— START OF DATA FOR THIS TASK —
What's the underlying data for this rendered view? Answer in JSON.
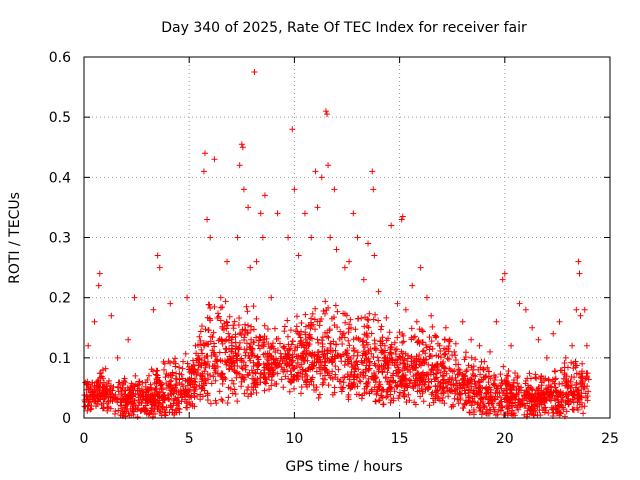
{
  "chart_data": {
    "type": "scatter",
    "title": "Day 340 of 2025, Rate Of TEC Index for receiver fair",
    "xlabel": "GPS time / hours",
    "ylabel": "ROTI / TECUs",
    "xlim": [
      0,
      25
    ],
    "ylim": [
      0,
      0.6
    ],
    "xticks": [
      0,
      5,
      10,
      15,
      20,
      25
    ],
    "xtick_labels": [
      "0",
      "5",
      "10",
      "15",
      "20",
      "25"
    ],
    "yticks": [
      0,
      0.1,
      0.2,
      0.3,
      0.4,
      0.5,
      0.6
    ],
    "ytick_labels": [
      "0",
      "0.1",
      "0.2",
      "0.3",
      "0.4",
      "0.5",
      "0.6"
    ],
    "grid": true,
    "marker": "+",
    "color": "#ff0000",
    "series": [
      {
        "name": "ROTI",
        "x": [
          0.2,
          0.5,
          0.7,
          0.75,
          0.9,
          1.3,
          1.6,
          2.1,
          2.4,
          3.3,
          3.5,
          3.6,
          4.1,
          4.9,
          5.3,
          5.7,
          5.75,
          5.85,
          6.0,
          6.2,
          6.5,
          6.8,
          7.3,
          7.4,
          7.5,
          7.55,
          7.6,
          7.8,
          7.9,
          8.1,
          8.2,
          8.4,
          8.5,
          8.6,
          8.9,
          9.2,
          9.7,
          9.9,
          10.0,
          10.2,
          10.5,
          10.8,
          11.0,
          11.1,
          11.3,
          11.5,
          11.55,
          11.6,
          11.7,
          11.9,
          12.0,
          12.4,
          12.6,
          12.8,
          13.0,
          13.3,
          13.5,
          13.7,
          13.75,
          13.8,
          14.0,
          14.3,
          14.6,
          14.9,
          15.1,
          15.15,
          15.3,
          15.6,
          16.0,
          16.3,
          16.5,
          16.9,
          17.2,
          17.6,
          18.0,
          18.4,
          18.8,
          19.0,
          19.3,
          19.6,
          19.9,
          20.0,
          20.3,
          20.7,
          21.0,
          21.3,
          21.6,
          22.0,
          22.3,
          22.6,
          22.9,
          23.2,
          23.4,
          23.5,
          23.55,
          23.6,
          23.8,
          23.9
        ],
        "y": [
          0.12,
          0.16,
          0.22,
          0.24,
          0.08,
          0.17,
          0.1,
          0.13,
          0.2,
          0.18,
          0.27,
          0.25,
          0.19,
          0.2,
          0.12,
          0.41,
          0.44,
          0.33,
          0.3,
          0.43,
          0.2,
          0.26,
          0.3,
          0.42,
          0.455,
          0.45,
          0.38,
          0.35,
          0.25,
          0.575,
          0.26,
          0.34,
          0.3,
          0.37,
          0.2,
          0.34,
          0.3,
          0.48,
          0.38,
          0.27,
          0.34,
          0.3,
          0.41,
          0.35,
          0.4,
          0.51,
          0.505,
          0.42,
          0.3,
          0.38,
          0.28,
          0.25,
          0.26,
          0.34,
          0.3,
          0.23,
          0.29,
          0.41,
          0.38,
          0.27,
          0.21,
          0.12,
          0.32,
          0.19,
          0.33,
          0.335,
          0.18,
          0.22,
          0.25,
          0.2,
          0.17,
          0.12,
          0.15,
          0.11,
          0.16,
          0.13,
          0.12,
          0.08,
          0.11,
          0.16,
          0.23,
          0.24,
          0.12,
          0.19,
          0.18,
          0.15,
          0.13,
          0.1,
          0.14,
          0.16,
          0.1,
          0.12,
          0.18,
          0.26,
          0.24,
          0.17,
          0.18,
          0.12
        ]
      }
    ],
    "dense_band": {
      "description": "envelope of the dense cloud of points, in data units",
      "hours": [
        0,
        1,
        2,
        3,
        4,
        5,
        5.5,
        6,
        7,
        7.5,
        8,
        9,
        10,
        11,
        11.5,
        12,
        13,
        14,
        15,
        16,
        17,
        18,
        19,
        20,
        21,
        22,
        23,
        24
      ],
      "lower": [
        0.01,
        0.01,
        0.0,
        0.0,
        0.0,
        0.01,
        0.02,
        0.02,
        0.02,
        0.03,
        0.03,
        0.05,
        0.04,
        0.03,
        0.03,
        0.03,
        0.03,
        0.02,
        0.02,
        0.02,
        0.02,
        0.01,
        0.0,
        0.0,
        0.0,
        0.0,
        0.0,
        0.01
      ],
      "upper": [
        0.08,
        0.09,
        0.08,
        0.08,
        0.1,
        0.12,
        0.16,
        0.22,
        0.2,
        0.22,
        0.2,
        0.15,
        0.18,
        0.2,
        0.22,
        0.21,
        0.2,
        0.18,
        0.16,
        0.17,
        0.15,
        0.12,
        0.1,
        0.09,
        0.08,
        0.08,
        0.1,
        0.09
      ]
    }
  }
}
— END OF DATA FOR THIS TASK —
— START OF DATA FOR THIS TASK —
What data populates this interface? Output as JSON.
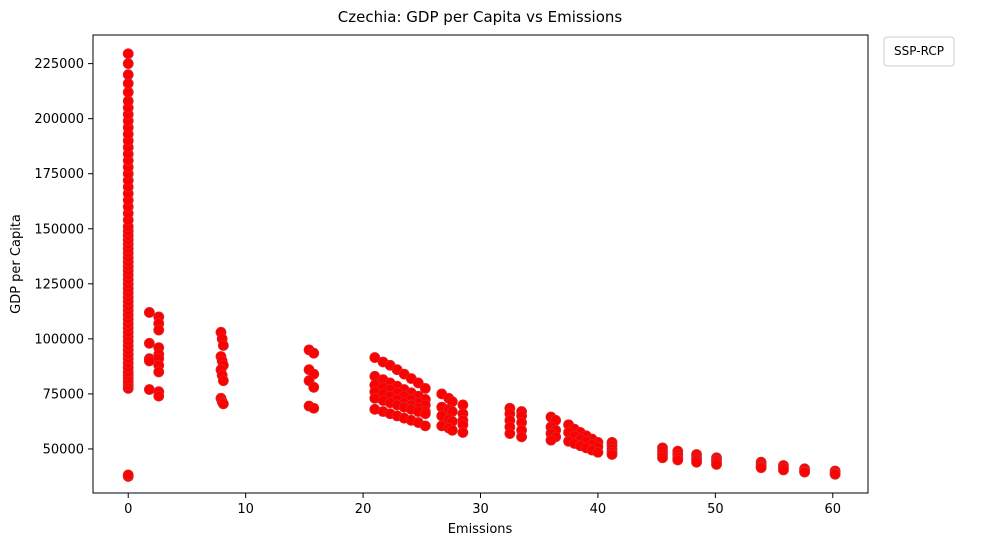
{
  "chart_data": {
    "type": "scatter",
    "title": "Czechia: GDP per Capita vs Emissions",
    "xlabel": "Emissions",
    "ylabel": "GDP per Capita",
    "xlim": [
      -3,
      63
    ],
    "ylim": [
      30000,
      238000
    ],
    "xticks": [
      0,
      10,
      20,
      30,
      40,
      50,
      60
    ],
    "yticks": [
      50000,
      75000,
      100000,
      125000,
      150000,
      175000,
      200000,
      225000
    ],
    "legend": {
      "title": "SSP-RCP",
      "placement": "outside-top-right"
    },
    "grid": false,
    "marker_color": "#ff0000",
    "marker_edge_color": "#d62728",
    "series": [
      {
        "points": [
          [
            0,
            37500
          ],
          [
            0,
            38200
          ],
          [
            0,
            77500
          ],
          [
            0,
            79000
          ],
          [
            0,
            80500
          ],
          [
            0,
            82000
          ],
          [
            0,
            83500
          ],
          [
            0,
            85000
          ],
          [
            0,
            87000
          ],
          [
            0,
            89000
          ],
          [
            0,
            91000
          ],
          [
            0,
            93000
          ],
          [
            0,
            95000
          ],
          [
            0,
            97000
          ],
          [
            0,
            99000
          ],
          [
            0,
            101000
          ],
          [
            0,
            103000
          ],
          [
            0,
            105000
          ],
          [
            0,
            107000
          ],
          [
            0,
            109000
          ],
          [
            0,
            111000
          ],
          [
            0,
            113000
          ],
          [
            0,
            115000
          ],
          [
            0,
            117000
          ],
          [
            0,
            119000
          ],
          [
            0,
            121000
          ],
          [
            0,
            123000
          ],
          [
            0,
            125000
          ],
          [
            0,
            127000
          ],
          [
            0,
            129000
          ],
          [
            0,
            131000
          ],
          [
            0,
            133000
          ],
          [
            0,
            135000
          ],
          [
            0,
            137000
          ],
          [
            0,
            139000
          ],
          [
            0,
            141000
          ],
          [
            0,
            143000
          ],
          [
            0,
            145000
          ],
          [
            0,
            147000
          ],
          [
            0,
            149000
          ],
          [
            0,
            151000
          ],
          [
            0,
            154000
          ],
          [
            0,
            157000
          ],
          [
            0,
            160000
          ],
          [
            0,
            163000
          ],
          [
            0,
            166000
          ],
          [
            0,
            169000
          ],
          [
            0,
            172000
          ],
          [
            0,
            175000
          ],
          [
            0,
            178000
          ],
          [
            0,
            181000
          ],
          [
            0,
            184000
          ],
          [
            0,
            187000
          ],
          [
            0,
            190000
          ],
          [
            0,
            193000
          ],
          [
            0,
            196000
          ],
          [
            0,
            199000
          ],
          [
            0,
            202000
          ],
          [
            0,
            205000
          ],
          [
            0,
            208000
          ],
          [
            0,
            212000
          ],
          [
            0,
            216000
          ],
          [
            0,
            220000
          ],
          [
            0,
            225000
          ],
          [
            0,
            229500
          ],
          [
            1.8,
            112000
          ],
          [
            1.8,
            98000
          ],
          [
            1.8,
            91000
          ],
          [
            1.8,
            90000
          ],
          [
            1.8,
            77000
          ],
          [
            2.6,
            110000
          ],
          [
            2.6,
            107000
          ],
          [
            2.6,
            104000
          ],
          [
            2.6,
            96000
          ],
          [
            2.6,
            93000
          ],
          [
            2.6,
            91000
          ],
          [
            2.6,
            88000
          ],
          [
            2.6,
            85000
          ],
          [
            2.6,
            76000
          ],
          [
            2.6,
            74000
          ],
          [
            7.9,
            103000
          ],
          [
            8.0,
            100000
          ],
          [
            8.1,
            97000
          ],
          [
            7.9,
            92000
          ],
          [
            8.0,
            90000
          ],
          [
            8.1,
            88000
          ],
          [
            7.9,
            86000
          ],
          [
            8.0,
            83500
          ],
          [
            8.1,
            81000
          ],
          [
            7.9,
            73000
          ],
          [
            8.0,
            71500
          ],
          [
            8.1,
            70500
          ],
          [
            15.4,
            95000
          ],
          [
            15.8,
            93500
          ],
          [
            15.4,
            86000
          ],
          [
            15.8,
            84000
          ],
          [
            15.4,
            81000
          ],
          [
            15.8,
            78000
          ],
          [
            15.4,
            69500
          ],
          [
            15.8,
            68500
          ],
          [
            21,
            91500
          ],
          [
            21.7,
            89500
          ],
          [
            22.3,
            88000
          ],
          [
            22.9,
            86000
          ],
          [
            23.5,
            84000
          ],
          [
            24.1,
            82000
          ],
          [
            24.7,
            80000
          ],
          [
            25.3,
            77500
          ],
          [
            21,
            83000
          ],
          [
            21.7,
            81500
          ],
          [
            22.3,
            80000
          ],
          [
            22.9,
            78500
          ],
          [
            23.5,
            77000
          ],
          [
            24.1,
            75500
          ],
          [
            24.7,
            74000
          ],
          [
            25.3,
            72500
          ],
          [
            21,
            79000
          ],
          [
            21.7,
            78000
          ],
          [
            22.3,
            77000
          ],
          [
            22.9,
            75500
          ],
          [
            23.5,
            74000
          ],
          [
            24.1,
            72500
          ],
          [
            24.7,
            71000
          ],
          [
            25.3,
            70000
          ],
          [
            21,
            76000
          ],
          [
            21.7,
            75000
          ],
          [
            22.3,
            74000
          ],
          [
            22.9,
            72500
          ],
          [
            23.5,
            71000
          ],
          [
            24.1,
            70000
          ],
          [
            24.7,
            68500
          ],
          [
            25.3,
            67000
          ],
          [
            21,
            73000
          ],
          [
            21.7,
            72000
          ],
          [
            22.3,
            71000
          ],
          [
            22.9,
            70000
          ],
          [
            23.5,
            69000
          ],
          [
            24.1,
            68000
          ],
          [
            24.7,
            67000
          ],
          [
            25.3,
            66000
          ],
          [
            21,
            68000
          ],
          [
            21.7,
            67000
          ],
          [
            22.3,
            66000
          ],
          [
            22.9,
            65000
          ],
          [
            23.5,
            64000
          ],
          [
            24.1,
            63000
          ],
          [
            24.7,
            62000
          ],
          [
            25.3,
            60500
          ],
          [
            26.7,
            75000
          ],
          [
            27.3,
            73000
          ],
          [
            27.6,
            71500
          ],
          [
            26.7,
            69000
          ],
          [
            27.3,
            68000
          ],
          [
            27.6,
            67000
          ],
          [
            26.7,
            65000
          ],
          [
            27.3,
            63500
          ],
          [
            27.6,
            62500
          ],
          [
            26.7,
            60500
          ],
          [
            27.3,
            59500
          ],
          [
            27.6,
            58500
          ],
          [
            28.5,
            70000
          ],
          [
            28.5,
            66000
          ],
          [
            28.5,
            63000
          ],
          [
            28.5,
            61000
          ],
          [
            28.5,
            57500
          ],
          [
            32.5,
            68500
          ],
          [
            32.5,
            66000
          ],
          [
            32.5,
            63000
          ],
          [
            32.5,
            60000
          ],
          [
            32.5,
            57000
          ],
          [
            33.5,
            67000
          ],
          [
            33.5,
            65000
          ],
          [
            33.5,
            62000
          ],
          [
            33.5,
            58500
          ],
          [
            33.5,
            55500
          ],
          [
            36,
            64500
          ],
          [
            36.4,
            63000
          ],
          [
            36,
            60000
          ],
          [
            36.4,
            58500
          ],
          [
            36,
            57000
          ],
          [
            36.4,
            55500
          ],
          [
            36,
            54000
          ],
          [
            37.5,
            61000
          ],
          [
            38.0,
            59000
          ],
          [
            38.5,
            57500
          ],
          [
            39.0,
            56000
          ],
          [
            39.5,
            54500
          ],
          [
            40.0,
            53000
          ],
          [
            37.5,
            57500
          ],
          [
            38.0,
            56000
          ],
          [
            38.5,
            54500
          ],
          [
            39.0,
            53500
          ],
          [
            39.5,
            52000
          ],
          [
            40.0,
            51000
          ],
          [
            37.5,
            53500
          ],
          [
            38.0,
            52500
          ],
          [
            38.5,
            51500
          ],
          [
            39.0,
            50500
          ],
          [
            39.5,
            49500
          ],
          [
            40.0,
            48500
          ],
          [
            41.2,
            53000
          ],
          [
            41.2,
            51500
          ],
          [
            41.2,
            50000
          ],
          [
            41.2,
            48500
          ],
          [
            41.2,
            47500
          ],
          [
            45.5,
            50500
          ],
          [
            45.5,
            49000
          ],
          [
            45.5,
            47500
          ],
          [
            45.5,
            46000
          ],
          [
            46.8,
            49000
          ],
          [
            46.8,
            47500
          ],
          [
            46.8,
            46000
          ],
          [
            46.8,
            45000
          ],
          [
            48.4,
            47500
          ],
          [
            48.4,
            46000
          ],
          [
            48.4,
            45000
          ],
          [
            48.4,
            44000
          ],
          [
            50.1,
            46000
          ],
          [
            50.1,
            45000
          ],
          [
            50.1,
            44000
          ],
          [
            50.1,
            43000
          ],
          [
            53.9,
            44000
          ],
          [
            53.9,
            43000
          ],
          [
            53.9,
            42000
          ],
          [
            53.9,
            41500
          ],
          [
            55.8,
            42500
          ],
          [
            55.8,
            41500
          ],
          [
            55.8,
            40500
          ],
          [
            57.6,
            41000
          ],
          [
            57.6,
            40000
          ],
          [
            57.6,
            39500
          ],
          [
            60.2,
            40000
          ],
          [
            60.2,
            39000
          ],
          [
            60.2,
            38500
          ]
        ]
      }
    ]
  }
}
— END OF DATA FOR THIS TASK —
*TASK STATEMENT*
Report how many lines in the records hold the word "xlabel", giving the number and nothing else.

*RESULT OF THE EXERCISE*
2